• [Your instructions]: Pick out every line of the entries below where "chính" occurs, and copy those lines.

(Stored records)

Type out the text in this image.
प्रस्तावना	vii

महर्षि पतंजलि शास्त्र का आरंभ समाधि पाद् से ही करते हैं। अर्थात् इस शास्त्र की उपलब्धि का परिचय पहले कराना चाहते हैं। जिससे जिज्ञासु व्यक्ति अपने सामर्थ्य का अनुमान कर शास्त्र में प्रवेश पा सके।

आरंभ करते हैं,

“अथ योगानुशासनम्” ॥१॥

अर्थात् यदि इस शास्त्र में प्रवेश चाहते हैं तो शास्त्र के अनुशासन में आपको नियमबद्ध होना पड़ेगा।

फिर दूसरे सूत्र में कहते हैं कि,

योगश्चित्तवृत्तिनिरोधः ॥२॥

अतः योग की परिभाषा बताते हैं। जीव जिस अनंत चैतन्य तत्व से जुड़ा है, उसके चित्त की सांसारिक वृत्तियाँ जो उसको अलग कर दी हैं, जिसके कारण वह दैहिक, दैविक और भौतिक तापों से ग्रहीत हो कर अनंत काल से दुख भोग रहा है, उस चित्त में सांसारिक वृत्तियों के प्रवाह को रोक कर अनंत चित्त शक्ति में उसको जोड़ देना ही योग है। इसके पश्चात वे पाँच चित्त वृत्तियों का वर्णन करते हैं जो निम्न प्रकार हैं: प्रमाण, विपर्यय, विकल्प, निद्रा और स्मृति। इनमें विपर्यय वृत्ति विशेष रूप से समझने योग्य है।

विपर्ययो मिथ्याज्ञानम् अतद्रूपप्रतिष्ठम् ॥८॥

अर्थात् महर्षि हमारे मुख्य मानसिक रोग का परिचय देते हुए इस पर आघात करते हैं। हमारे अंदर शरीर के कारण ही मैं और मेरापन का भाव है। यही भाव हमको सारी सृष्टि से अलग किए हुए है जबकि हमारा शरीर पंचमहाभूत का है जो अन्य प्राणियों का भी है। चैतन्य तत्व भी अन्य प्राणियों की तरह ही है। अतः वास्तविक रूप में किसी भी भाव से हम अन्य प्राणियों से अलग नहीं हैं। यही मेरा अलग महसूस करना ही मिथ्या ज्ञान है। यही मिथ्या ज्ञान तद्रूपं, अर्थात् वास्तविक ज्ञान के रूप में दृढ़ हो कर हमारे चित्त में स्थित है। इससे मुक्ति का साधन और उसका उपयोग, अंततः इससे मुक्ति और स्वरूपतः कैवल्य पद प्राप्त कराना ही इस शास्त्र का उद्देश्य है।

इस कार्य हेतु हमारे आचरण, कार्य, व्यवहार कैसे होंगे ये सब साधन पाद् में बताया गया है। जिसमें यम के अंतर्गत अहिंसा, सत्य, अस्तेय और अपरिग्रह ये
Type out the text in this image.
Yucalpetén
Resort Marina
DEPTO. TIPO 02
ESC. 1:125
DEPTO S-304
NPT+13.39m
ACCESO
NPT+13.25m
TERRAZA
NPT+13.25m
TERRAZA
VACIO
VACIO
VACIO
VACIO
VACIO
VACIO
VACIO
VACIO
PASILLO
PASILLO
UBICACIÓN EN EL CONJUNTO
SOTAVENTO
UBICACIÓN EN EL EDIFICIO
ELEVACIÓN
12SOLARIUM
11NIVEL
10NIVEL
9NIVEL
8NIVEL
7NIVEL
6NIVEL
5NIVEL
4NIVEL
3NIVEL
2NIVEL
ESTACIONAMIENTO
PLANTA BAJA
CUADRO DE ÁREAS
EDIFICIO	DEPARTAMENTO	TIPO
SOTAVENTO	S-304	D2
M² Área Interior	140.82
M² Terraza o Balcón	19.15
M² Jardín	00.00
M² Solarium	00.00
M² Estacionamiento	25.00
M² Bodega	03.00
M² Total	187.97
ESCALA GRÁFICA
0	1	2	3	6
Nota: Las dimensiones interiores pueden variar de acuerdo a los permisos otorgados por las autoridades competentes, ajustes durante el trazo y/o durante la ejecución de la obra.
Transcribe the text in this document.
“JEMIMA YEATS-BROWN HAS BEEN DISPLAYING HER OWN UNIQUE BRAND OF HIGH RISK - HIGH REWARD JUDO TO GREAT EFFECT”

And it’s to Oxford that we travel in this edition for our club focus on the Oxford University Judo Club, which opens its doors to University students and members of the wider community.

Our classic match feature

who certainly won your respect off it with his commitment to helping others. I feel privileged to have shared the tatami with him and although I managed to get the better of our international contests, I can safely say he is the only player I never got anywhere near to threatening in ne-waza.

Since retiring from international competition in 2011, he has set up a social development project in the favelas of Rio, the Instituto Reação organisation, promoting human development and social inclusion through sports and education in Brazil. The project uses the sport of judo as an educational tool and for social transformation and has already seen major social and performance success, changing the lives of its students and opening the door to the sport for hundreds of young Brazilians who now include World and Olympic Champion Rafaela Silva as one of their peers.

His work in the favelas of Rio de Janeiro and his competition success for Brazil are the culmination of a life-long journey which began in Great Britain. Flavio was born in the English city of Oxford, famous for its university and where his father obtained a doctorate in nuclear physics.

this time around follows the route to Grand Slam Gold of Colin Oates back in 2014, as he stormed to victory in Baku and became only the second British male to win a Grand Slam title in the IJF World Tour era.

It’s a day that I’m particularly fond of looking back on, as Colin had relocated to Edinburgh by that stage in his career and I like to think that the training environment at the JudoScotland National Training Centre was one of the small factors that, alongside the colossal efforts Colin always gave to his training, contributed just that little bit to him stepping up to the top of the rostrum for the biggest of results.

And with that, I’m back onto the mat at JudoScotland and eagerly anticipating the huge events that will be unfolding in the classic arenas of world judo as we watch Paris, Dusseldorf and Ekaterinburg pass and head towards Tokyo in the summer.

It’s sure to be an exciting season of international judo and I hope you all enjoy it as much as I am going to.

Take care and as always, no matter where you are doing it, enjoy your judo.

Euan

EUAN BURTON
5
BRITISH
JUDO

* * *

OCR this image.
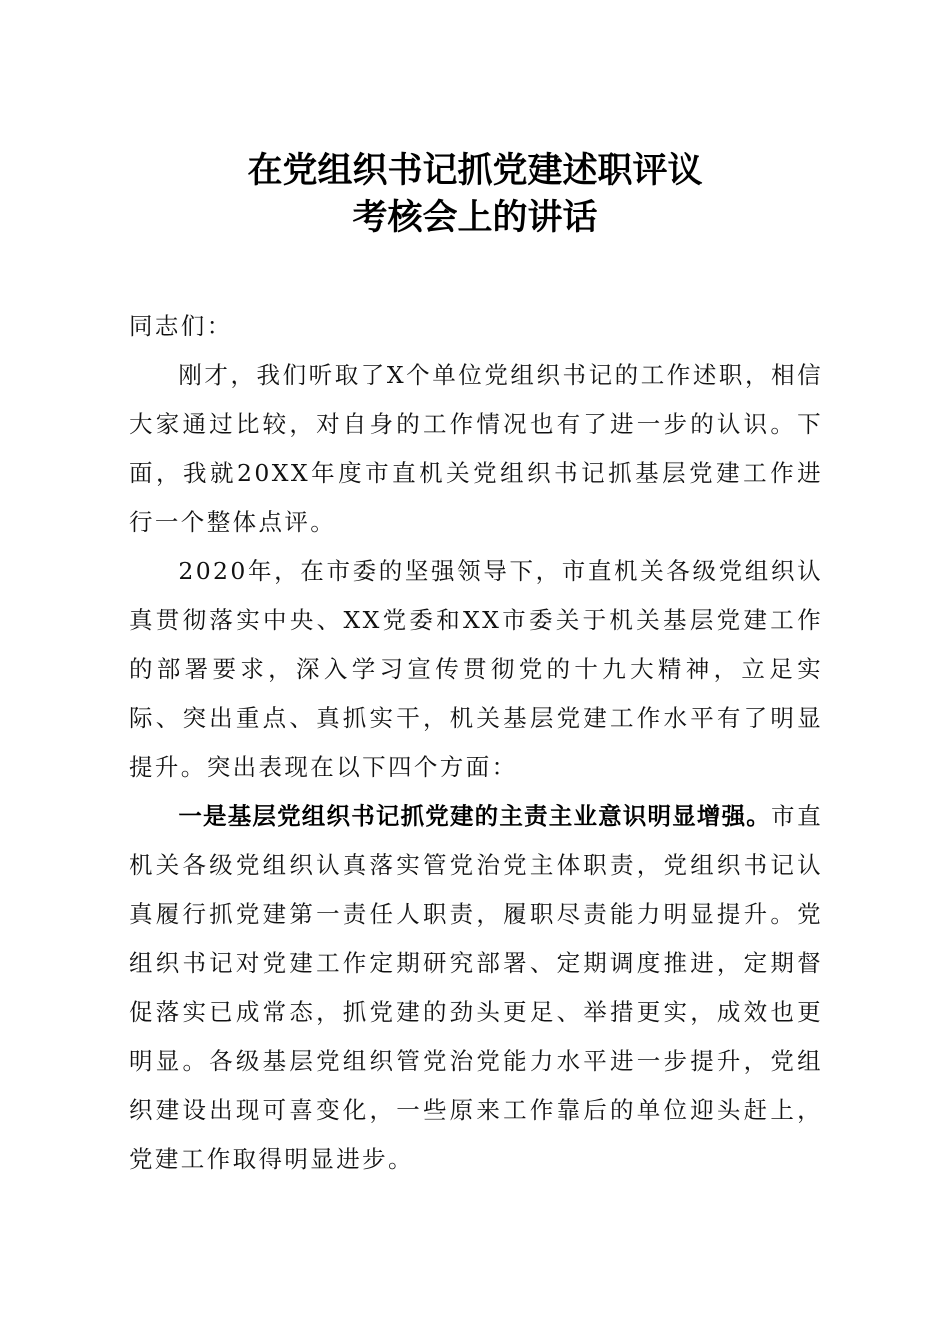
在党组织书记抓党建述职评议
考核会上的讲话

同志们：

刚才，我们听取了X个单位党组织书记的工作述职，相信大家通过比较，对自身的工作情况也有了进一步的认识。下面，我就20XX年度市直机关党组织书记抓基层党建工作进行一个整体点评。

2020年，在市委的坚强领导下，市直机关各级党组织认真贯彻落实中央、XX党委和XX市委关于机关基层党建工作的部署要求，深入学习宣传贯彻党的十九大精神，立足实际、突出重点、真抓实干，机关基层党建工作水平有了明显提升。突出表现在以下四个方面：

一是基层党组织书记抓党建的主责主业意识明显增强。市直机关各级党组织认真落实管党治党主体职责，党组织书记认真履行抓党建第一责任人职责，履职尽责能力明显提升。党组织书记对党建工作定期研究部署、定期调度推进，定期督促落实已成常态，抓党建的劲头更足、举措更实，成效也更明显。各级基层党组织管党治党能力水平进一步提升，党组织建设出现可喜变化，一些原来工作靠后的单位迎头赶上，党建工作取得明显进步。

==

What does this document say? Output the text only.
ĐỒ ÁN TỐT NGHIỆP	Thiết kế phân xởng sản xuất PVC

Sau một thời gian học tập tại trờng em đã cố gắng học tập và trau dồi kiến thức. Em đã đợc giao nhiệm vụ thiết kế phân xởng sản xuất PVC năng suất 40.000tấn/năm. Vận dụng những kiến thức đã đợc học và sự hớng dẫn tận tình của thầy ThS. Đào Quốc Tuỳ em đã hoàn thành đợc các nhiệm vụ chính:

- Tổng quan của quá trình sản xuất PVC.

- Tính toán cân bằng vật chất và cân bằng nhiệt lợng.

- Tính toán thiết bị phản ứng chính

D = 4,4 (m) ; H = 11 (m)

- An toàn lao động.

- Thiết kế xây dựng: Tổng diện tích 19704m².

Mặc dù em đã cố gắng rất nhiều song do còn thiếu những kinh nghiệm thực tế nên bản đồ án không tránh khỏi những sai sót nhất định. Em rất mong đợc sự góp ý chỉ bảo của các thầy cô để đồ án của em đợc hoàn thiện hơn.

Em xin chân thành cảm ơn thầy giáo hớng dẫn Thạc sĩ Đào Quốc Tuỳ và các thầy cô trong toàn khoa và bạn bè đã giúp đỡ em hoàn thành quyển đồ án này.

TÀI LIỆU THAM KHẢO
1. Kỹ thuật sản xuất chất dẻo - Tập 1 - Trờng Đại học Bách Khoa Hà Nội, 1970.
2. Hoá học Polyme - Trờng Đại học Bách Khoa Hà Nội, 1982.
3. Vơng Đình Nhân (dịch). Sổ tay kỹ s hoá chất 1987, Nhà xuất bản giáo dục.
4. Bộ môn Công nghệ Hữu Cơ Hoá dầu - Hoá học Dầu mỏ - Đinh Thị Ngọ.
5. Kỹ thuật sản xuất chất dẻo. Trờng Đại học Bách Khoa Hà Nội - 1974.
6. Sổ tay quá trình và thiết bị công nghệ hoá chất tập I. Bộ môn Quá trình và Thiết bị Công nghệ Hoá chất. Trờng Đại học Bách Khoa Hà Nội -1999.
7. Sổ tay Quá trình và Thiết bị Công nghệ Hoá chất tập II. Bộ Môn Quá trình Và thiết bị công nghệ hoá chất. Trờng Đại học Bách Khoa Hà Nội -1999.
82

• [Response to this task]:
Sau một thời gian học tập tại trờng em đã cố gắng học tập và trau dồi kiến thức. Em đã đợc giao nhiệm vụ thiết kế phân xởng sản xuất PVC năng suất 40.000tấn/năm. Vận dụng những kiến thức đã đợc học và sự hớng dẫn tận tình của thầy ThS. Đào Quốc Tuỳ em đã hoàn thành đợc các nhiệm vụ chính:
- Tính toán thiết bị phản ứng chính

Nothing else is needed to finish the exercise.